## start PROVIDED RECORDS
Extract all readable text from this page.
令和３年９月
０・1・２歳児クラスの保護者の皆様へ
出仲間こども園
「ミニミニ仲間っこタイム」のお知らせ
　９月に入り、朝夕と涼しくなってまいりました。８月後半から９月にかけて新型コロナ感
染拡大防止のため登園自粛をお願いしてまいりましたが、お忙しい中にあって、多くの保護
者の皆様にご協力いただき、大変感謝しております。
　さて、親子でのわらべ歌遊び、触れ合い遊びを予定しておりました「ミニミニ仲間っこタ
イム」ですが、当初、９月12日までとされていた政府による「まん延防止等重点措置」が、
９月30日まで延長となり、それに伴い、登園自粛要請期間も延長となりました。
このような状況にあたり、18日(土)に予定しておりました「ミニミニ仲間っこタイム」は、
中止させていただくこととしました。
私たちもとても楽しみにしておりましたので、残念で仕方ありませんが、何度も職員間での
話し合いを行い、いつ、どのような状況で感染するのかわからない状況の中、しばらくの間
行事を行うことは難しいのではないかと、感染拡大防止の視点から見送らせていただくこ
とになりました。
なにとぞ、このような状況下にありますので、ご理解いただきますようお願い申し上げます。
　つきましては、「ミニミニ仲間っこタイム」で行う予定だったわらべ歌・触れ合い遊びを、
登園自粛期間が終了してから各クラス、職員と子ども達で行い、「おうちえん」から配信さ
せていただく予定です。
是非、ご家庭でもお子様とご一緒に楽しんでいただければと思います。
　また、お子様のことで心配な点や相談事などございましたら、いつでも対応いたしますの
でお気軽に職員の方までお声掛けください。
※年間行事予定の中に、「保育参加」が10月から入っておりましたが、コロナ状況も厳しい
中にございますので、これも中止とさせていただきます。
## end PROVIDED RECORDS
**REQUEST**
Set down all of the records shown above once more, exactly.

**ANSWER TO THIS EXERCISE**
Extract all readable text from this page.
令和３年９月
０・1・２歳児クラスの保護者の皆様へ
出仲間こども園
「ミニミニ仲間っこタイム」のお知らせ
　９月に入り、朝夕と涼しくなってまいりました。８月後半から９月にかけて新型コロナ感
染拡大防止のため登園自粛をお願いしてまいりましたが、お忙しい中にあって、多くの保護
者の皆様にご協力いただき、大変感謝しております。
　さて、親子でのわらべ歌遊び、触れ合い遊びを予定しておりました「ミニミニ仲間っこタ
イム」ですが、当初、９月12日までとされていた政府による「まん延防止等重点措置」が、
９月30日まで延長となり、それに伴い、登園自粛要請期間も延長となりました。
このような状況にあたり、18日(土)に予定しておりました「ミニミニ仲間っこタイム」は、
中止させていただくこととしました。
私たちもとても楽しみにしておりましたので、残念で仕方ありませんが、何度も職員間での
話し合いを行い、いつ、どのような状況で感染するのかわからない状況の中、しばらくの間
行事を行うことは難しいのではないかと、感染拡大防止の視点から見送らせていただくこ
とになりました。
なにとぞ、このような状況下にありますので、ご理解いただきますようお願い申し上げます。
　つきましては、「ミニミニ仲間っこタイム」で行う予定だったわらべ歌・触れ合い遊びを、
登園自粛期間が終了してから各クラス、職員と子ども達で行い、「おうちえん」から配信さ
せていただく予定です。
是非、ご家庭でもお子様とご一緒に楽しんでいただければと思います。
　また、お子様のことで心配な点や相談事などございましたら、いつでも対応いたしますの
でお気軽に職員の方までお声掛けください。
※年間行事予定の中に、「保育参加」が10月から入っておりましたが、コロナ状況も厳しい
中にございますので、これも中止とさせていただきます。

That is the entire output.